Supplied information:
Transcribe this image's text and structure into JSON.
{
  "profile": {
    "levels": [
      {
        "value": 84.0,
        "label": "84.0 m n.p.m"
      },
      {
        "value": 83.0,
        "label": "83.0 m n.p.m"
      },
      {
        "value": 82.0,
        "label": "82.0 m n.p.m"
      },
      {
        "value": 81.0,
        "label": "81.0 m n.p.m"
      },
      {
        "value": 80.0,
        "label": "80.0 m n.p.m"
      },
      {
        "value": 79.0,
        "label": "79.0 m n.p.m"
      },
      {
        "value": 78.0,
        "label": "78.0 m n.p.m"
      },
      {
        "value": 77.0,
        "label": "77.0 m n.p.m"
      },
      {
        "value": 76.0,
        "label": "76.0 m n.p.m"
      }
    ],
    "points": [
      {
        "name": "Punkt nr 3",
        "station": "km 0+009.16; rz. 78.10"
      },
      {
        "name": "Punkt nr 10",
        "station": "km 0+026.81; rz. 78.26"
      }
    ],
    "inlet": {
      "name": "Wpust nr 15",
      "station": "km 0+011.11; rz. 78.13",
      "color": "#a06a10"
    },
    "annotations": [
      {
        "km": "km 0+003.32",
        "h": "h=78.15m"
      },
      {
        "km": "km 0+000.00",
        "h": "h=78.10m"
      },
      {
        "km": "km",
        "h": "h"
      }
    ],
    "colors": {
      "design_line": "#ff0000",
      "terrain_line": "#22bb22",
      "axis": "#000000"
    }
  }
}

Aim:
From the data above, gather every line that includes the word "station".

Response for this exercise:
        "station": "km 0+009.16; rz. 78.10"
        "station": "km 0+026.81; rz. 78.26"
      "station": "km 0+011.11; rz. 78.13",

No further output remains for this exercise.